(Data entries)
-------------------------
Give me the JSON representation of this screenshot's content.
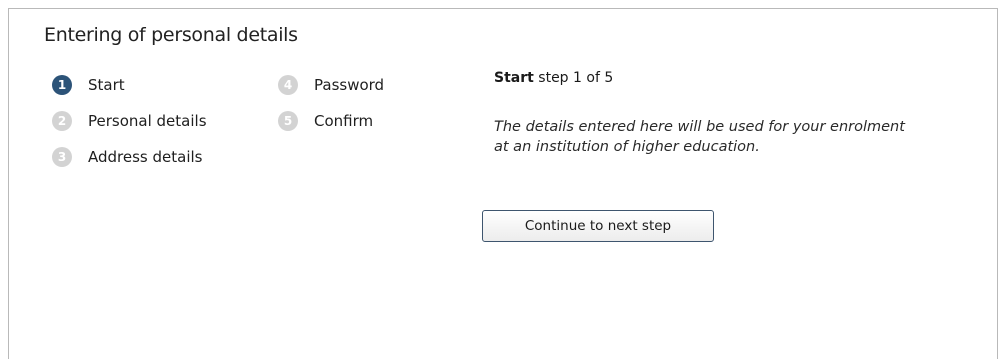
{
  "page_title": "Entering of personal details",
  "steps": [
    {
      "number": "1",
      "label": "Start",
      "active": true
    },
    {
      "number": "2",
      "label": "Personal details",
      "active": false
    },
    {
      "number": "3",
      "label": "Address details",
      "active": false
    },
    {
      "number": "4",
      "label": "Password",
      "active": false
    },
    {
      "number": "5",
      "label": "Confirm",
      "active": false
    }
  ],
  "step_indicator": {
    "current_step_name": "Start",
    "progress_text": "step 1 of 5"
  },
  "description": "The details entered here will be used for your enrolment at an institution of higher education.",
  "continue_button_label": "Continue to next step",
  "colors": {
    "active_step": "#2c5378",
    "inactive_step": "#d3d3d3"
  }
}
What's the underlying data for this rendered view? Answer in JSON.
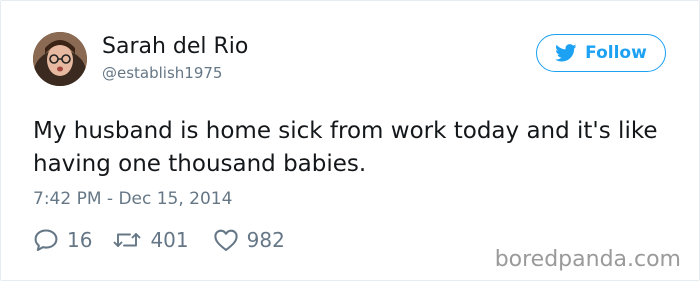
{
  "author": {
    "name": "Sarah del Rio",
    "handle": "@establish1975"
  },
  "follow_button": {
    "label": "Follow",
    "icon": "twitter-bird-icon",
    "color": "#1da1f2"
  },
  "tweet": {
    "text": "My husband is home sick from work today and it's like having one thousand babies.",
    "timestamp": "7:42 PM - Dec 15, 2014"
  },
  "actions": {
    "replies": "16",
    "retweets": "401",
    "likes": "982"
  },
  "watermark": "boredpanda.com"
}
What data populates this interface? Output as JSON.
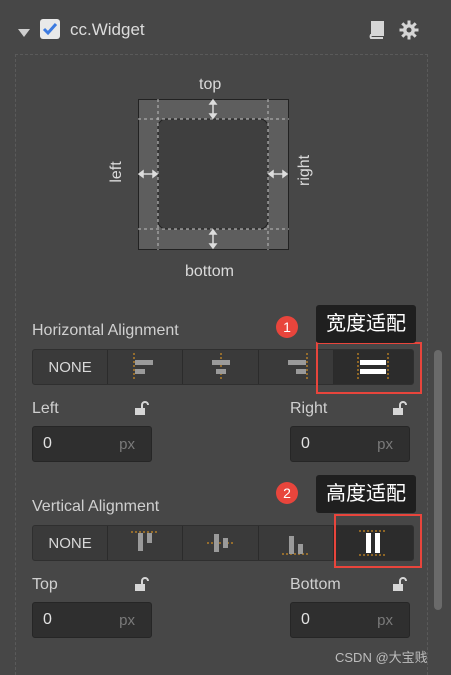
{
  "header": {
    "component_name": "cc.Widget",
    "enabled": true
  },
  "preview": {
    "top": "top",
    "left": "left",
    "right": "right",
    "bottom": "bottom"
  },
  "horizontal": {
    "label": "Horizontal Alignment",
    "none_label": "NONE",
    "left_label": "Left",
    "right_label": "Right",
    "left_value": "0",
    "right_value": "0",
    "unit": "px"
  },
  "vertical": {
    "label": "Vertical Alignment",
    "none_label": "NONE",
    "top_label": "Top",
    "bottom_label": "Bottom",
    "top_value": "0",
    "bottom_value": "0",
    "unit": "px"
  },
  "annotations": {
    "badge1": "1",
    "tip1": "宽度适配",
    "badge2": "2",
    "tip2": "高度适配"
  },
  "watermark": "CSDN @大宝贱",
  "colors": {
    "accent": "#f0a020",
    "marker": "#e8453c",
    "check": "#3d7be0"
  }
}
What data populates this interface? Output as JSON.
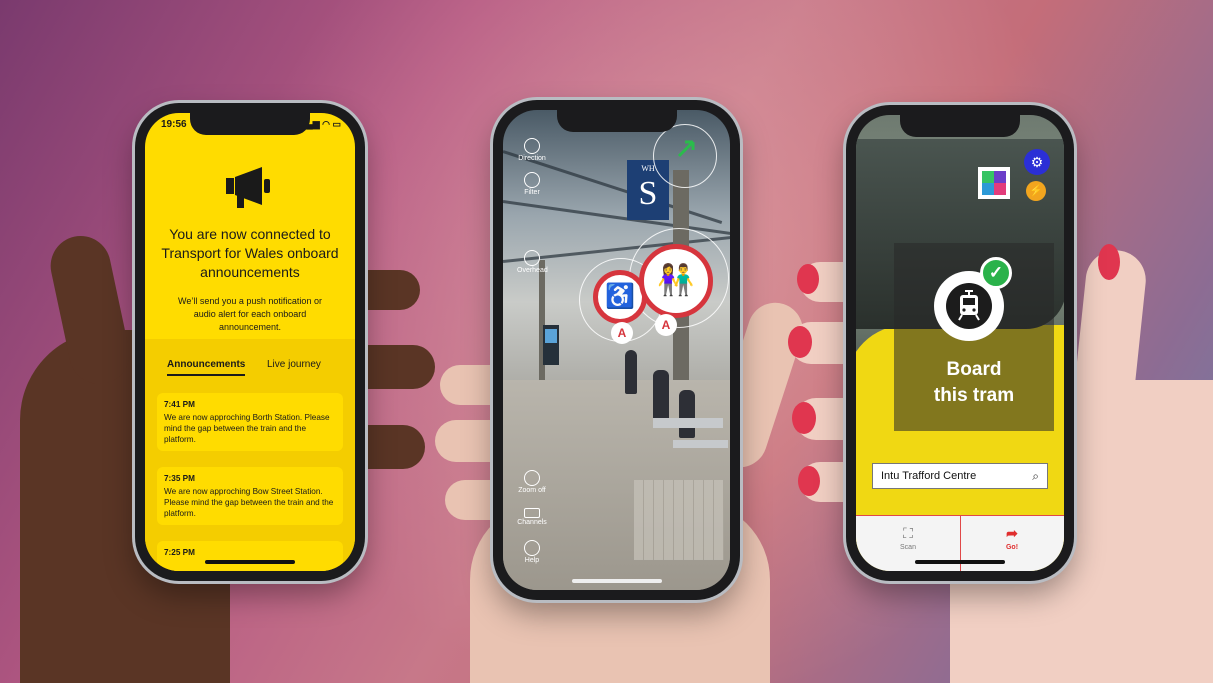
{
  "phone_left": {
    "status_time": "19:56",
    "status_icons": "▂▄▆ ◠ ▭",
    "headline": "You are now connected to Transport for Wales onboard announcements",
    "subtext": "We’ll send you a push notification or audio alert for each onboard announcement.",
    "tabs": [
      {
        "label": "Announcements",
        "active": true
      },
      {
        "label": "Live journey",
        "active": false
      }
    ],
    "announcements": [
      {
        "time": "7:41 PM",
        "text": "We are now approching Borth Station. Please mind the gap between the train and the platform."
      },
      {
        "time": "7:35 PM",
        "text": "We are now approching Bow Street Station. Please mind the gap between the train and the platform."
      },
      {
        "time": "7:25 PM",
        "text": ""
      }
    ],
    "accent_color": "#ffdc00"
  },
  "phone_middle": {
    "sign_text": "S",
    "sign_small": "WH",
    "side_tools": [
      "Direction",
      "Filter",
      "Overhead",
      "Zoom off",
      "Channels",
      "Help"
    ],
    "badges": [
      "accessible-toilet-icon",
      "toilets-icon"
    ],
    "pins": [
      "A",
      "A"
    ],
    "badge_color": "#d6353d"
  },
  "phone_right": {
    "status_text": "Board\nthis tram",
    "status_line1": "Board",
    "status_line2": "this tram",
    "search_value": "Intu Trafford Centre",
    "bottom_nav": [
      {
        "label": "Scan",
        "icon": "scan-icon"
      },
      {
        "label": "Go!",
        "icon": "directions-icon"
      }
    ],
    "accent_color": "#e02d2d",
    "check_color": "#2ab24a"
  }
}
-------------------------
▶ **Task directions**
Quote the entries in full. Any image among them is to be omitted from the copy.

▶ **Written answer**
Give me the JSON representation of this screenshot's content.
{
  "page_title": "Entering of personal details",
  "steps": [
    {
      "number": "1",
      "label": "Start",
      "active": true
    },
    {
      "number": "2",
      "label": "Personal details",
      "active": false
    },
    {
      "number": "3",
      "label": "Address details",
      "active": false
    },
    {
      "number": "4",
      "label": "Password",
      "active": false
    },
    {
      "number": "5",
      "label": "Confirm",
      "active": false
    }
  ],
  "step_indicator": {
    "current_step_name": "Start",
    "progress_text": "step 1 of 5"
  },
  "description": "The details entered here will be used for your enrolment at an institution of higher education.",
  "continue_button_label": "Continue to next step",
  "colors": {
    "active_step": "#2c5378",
    "inactive_step": "#d3d3d3"
  }
}
What's the underlying data for this rendered view? Answer in JSON.
{
  "author": {
    "name": "Sarah del Rio",
    "handle": "@establish1975"
  },
  "follow_button": {
    "label": "Follow",
    "icon": "twitter-bird-icon",
    "color": "#1da1f2"
  },
  "tweet": {
    "text": "My husband is home sick from work today and it's like having one thousand babies.",
    "timestamp": "7:42 PM - Dec 15, 2014"
  },
  "actions": {
    "replies": "16",
    "retweets": "401",
    "likes": "982"
  },
  "watermark": "boredpanda.com"
}
What data populates this interface? Output as JSON.
{
  "header": {
    "component_name": "cc.Widget",
    "enabled": true
  },
  "preview": {
    "top": "top",
    "left": "left",
    "right": "right",
    "bottom": "bottom"
  },
  "horizontal": {
    "label": "Horizontal Alignment",
    "none_label": "NONE",
    "left_label": "Left",
    "right_label": "Right",
    "left_value": "0",
    "right_value": "0",
    "unit": "px"
  },
  "vertical": {
    "label": "Vertical Alignment",
    "none_label": "NONE",
    "top_label": "Top",
    "bottom_label": "Bottom",
    "top_value": "0",
    "bottom_value": "0",
    "unit": "px"
  },
  "annotations": {
    "badge1": "1",
    "tip1": "宽度适配",
    "badge2": "2",
    "tip2": "高度适配"
  },
  "watermark": "CSDN @大宝贱",
  "colors": {
    "accent": "#f0a020",
    "marker": "#e8453c",
    "check": "#3d7be0"
  }
}
What data populates this interface? Output as JSON.
{
  "phone_left": {
    "status_time": "19:56",
    "status_icons": "▂▄▆ ◠ ▭",
    "headline": "You are now connected to Transport for Wales onboard announcements",
    "subtext": "We’ll send you a push notification or audio alert for each onboard announcement.",
    "tabs": [
      {
        "label": "Announcements",
        "active": true
      },
      {
        "label": "Live journey",
        "active": false
      }
    ],
    "announcements": [
      {
        "time": "7:41 PM",
        "text": "We are now approching Borth Station. Please mind the gap between the train and the platform."
      },
      {
        "time": "7:35 PM",
        "text": "We are now approching Bow Street Station. Please mind the gap between the train and the platform."
      },
      {
        "time": "7:25 PM",
        "text": ""
      }
    ],
    "accent_color": "#ffdc00"
  },
  "phone_middle": {
    "sign_text": "S",
    "sign_small": "WH",
    "side_tools": [
      "Direction",
      "Filter",
      "Overhead",
      "Zoom off",
      "Channels",
      "Help"
    ],
    "badges": [
      "accessible-toilet-icon",
      "toilets-icon"
    ],
    "pins": [
      "A",
      "A"
    ],
    "badge_color": "#d6353d"
  },
  "phone_right": {
    "status_text": "Board\nthis tram",
    "status_line1": "Board",
    "status_line2": "this tram",
    "search_value": "Intu Trafford Centre",
    "bottom_nav": [
      {
        "label": "Scan",
        "icon": "scan-icon"
      },
      {
        "label": "Go!",
        "icon": "directions-icon"
      }
    ],
    "accent_color": "#e02d2d",
    "check_color": "#2ab24a"
  }
}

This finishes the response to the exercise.